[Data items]
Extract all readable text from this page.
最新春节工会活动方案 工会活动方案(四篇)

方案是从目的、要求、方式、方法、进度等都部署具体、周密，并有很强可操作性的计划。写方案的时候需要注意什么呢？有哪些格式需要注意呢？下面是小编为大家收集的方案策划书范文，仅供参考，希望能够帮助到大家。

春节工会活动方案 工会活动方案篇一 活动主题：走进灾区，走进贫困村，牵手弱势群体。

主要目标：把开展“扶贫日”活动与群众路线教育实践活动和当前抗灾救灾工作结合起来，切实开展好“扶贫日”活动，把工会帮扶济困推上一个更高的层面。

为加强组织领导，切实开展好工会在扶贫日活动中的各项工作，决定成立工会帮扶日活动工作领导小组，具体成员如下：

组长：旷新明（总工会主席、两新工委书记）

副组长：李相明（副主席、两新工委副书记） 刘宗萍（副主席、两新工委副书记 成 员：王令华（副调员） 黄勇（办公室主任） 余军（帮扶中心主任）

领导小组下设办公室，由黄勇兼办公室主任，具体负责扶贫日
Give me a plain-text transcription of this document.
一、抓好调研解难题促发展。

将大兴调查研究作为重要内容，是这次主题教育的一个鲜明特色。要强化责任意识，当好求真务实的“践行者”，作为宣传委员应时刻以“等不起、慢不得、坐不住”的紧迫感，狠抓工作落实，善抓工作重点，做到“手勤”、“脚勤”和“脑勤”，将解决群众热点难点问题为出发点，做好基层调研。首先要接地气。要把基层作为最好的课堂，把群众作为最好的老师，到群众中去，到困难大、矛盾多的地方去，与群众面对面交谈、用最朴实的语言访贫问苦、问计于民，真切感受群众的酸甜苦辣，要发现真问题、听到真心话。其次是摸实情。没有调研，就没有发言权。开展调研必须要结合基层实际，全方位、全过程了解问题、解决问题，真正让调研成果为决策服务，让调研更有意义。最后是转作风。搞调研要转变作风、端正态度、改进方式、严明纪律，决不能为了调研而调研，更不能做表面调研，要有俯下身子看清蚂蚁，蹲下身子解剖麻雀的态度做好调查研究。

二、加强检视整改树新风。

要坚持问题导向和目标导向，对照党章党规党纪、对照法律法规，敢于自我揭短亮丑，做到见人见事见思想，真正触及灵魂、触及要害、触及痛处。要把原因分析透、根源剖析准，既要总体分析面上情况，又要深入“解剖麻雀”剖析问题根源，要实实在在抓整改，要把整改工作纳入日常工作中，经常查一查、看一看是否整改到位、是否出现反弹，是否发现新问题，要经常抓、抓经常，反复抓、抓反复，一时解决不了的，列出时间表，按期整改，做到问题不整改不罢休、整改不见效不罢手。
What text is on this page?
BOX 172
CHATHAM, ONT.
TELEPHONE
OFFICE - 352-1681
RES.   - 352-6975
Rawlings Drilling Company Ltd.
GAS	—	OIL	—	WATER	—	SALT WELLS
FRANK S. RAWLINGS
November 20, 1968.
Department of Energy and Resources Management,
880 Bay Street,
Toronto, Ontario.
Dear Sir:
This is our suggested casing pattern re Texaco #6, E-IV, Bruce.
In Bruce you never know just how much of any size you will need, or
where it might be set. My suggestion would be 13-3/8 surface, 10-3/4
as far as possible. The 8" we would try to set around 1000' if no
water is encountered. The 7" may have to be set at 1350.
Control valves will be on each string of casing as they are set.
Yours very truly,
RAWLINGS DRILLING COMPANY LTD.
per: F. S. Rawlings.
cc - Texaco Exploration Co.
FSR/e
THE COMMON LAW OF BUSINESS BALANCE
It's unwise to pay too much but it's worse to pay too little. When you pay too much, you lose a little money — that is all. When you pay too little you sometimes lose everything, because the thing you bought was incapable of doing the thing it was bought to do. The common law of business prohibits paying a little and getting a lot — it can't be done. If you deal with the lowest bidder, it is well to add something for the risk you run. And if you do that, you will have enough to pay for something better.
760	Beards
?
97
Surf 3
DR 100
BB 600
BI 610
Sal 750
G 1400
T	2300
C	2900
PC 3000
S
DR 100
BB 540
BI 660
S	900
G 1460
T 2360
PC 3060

**Required task:** Search the lines for "text". Copy each line that has it.

**Solution to the exercise:**
Extract all readable text from this page.
Give me a plain-text transcription of this document.
What text is on this page?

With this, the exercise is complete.